== Data for this exercise ==
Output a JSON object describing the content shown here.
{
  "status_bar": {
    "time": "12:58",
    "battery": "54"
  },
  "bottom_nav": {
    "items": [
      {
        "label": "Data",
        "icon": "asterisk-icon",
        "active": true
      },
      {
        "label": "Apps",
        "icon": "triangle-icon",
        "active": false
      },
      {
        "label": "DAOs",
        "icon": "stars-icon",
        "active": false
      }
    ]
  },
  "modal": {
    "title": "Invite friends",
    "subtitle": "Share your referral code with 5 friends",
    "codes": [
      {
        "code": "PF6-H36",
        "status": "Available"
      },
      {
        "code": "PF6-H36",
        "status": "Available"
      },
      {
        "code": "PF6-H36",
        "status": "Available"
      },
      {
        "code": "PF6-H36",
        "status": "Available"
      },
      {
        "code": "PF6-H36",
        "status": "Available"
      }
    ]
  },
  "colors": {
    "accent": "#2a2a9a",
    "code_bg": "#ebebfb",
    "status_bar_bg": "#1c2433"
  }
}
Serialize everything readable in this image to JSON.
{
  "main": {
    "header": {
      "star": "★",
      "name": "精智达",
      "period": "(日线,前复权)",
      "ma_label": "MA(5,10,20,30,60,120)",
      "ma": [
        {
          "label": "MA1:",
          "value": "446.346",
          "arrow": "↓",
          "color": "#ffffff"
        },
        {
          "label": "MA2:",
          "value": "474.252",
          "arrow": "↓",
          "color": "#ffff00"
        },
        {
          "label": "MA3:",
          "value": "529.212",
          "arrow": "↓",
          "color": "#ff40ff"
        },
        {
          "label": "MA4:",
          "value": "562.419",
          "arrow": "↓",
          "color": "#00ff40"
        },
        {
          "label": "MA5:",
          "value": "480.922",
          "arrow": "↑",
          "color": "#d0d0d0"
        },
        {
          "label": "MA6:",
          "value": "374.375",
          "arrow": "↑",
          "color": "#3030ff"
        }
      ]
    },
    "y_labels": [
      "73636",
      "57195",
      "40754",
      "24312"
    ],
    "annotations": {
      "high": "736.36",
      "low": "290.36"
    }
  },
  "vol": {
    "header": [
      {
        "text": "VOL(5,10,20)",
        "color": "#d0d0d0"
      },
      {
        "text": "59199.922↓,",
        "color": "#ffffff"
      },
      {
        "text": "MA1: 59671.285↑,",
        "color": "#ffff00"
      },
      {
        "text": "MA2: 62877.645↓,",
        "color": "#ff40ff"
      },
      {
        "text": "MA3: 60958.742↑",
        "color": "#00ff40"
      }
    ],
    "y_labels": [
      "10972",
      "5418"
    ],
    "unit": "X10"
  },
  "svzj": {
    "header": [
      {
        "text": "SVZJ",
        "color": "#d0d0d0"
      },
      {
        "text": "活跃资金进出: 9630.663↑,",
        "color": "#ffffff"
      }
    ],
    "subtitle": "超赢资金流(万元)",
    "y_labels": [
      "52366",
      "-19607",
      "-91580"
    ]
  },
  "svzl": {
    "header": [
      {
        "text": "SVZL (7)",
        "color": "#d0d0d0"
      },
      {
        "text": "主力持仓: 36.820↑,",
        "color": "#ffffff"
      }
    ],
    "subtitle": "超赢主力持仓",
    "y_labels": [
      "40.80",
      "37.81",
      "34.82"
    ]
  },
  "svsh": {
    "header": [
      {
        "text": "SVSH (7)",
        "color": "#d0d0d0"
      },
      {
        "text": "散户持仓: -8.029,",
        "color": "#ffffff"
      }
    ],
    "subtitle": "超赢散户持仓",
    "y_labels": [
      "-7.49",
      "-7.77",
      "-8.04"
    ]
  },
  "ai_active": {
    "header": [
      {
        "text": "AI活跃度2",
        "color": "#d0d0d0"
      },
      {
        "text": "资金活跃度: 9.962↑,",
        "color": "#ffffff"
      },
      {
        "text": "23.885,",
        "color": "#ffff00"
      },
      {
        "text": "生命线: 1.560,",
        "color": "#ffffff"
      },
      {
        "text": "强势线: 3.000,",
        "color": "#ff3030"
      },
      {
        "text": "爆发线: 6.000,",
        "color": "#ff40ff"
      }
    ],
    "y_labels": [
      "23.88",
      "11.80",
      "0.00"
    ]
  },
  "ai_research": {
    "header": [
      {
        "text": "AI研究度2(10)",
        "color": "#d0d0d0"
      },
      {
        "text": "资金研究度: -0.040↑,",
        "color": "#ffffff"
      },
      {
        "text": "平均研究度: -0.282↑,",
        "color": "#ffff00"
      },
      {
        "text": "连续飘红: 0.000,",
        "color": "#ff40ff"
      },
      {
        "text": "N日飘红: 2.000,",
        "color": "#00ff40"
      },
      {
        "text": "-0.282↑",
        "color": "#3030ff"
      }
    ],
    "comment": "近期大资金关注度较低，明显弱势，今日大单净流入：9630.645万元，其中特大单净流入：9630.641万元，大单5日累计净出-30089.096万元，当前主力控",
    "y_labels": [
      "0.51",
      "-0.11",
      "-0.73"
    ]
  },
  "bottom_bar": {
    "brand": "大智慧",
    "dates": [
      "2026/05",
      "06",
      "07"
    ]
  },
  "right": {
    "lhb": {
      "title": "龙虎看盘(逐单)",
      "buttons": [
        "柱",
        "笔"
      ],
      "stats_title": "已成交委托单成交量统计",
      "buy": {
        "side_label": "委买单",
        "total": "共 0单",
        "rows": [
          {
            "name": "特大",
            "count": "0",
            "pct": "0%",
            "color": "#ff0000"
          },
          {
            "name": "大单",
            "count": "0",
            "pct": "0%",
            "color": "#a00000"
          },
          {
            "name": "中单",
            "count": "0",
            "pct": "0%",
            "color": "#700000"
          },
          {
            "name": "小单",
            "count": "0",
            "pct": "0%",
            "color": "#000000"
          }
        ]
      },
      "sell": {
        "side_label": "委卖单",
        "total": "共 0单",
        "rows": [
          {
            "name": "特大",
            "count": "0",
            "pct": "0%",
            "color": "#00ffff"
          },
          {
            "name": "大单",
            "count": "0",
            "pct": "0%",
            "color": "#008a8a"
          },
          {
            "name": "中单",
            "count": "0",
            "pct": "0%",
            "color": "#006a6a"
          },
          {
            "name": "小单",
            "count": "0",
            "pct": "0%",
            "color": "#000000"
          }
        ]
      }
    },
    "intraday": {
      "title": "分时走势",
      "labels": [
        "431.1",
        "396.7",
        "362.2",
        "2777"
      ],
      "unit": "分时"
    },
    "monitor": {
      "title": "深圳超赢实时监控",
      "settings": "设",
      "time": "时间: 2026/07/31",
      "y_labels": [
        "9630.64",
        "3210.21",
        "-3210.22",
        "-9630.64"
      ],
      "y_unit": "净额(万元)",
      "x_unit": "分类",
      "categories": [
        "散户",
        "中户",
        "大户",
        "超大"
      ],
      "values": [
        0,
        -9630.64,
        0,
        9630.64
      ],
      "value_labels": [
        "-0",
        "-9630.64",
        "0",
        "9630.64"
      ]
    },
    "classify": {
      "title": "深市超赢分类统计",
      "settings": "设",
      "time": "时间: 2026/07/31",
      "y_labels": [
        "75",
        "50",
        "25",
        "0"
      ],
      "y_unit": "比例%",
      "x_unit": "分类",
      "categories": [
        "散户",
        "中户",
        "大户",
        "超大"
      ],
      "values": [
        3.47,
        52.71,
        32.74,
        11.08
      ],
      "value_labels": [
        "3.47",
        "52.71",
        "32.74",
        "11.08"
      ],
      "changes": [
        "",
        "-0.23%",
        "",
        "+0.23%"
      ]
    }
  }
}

== Set exercise ==
Read the lines above. Gather those in which the string "JSON" is found.

== Exercise response ==
Output a JSON object describing the content shown here.
Serialize everything readable in this image to JSON.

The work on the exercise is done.